- [Exercise aim]: Search the material below for the word "begun". Copy every line that has it.

- [Supplied material]:
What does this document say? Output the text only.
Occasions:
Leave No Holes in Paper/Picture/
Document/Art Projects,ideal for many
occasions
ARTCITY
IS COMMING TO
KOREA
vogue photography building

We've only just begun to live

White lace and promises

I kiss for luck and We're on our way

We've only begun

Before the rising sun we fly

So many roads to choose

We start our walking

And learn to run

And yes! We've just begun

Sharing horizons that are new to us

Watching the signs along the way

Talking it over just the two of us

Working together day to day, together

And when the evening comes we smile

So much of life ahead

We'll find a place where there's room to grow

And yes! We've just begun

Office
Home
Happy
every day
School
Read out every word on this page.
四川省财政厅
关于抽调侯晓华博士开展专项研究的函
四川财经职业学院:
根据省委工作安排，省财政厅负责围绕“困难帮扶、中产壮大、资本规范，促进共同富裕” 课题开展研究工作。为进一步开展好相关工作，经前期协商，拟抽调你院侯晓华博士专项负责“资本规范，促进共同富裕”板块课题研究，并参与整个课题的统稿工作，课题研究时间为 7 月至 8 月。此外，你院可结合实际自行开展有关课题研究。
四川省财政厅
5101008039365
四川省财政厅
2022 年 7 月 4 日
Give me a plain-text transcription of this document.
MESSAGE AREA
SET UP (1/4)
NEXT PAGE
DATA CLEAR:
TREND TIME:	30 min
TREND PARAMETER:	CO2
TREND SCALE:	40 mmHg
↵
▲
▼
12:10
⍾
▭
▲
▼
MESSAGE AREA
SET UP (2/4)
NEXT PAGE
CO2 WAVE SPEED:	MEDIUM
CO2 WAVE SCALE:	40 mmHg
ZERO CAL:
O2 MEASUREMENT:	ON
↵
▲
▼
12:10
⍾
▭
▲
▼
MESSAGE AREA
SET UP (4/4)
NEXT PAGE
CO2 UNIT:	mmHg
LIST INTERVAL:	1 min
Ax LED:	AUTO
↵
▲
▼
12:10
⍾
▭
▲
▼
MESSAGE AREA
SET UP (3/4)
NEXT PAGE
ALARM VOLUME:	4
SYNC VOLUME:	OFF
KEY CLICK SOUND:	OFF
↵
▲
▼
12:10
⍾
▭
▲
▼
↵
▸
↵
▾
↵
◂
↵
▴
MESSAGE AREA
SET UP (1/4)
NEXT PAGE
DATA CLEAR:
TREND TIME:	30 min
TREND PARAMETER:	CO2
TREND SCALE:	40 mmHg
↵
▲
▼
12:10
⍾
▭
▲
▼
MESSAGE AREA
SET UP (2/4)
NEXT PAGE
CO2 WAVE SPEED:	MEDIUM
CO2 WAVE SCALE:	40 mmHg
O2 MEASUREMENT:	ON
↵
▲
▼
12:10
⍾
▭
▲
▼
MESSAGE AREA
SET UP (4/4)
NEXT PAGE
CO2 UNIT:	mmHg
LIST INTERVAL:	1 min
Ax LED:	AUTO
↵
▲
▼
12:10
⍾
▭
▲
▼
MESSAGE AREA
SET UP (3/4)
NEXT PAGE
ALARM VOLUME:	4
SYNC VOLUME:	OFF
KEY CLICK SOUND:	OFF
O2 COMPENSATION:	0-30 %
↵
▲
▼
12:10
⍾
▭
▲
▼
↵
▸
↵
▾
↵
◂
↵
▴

- [Task response]:
We've only just begun to live
We've only begun
And yes! We've just begun
And yes! We've just begun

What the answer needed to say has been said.